* **Task directions**
Print the lines below without any change, starting with the first one and ending with the line that contains "y-tick-label: 5 [68,378,128,407]". Include both of those lines.

* **Extracted records**
□ □ □ □ □
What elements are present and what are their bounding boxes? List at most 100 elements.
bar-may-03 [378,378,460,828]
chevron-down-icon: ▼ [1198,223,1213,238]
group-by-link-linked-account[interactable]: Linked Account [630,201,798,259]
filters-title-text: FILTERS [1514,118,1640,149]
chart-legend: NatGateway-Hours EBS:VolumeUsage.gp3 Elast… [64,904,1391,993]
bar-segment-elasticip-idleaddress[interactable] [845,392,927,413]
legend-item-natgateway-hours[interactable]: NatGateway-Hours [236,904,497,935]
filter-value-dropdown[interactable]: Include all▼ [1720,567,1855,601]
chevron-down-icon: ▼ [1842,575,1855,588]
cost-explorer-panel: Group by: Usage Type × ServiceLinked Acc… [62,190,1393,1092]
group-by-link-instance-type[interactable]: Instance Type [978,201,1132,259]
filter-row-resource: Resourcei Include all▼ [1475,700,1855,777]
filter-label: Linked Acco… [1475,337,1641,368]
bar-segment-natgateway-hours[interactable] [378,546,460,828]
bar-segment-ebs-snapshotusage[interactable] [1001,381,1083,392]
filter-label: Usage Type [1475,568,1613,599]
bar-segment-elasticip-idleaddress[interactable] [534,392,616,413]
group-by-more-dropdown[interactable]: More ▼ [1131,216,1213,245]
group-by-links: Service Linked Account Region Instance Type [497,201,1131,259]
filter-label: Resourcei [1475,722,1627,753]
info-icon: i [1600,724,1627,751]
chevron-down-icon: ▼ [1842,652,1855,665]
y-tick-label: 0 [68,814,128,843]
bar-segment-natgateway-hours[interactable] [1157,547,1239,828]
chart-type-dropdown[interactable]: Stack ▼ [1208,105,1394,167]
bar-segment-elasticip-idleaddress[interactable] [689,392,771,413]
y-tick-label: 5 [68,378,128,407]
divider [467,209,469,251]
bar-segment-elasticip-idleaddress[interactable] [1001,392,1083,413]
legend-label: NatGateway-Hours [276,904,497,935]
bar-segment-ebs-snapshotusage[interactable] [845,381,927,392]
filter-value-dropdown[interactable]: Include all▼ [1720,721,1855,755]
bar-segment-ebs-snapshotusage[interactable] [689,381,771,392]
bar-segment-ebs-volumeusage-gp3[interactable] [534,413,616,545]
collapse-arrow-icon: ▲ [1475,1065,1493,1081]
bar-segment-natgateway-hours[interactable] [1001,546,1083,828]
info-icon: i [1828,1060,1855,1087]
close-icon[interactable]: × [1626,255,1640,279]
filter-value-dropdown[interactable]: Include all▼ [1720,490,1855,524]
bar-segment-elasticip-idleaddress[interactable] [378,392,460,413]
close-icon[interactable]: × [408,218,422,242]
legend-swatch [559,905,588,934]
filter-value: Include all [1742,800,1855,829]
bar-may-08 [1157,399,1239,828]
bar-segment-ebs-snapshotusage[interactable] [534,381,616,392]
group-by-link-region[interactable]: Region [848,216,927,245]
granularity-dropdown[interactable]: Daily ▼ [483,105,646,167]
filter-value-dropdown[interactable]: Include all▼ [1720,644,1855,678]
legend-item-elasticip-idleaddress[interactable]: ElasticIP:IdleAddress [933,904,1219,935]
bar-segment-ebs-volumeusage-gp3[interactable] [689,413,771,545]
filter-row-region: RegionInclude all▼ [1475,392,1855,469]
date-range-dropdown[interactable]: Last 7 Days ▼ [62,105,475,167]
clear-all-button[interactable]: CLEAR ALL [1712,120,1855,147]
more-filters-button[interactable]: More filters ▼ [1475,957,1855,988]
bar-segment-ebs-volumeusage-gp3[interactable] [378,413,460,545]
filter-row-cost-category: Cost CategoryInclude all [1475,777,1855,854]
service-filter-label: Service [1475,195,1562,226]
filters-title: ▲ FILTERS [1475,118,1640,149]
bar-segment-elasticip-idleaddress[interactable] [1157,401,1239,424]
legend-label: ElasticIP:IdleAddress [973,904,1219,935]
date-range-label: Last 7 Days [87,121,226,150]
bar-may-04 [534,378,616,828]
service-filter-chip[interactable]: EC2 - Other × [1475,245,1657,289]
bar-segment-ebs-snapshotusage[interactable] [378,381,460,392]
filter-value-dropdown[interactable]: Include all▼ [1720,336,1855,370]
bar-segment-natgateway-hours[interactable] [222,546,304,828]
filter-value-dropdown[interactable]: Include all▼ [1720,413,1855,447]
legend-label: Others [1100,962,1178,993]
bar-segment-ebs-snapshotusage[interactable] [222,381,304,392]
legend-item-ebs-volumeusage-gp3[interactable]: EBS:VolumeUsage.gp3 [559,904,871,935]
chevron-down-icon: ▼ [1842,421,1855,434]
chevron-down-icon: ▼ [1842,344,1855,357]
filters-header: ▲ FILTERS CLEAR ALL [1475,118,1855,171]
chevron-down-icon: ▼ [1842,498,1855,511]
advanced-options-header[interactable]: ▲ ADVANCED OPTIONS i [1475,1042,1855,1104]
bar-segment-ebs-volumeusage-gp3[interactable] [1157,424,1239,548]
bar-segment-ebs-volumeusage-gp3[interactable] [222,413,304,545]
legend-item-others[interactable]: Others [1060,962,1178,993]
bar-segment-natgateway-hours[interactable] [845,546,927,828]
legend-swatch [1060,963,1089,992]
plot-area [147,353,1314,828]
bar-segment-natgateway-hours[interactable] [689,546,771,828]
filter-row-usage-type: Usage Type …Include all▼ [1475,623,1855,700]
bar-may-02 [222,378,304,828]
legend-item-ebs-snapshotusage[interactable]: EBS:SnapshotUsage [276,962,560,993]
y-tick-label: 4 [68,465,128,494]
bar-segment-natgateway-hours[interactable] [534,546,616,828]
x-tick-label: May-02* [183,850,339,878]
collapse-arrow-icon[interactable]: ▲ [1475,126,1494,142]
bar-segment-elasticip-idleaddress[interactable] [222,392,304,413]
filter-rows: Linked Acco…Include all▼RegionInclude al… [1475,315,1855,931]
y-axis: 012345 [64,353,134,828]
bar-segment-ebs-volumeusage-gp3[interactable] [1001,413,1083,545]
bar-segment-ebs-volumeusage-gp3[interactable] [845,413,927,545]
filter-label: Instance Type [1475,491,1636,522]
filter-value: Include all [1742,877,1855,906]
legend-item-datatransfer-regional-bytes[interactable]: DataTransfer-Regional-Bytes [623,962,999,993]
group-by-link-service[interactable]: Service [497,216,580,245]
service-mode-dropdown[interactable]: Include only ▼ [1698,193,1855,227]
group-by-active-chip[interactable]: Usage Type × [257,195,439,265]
□ □ □ □ □
* **Complete response**
What elements are present and what are their bounding boxes? List at most 100 elements.
bar-may-03 [378,378,460,828]
chevron-down-icon: ▼ [1198,223,1213,238]
group-by-link-linked-account[interactable]: Linked Account [630,201,798,259]
filters-title-text: FILTERS [1514,118,1640,149]
chart-legend: NatGateway-Hours EBS:VolumeUsage.gp3 Elast… [64,904,1391,993]
bar-segment-elasticip-idleaddress[interactable] [845,392,927,413]
legend-item-natgateway-hours[interactable]: NatGateway-Hours [236,904,497,935]
filter-value-dropdown[interactable]: Include all▼ [1720,567,1855,601]
chevron-down-icon: ▼ [1842,575,1855,588]
cost-explorer-panel: Group by: Usage Type × ServiceLinked Acc… [62,190,1393,1092]
group-by-link-instance-type[interactable]: Instance Type [978,201,1132,259]
filter-row-resource: Resourcei Include all▼ [1475,700,1855,777]
filter-label: Linked Acco… [1475,337,1641,368]
bar-segment-natgateway-hours[interactable] [378,546,460,828]
bar-segment-ebs-snapshotusage[interactable] [1001,381,1083,392]
filter-label: Usage Type [1475,568,1613,599]
bar-segment-elasticip-idleaddress[interactable] [534,392,616,413]
group-by-more-dropdown[interactable]: More ▼ [1131,216,1213,245]
group-by-links: Service Linked Account Region Instance Type [497,201,1131,259]
filter-label: Resourcei [1475,722,1627,753]
info-icon: i [1600,724,1627,751]
chevron-down-icon: ▼ [1842,652,1855,665]
y-tick-label: 0 [68,814,128,843]
bar-segment-natgateway-hours[interactable] [1157,547,1239,828]
chart-type-dropdown[interactable]: Stack ▼ [1208,105,1394,167]
bar-segment-elasticip-idleaddress[interactable] [689,392,771,413]
y-tick-label: 5 [68,378,128,407]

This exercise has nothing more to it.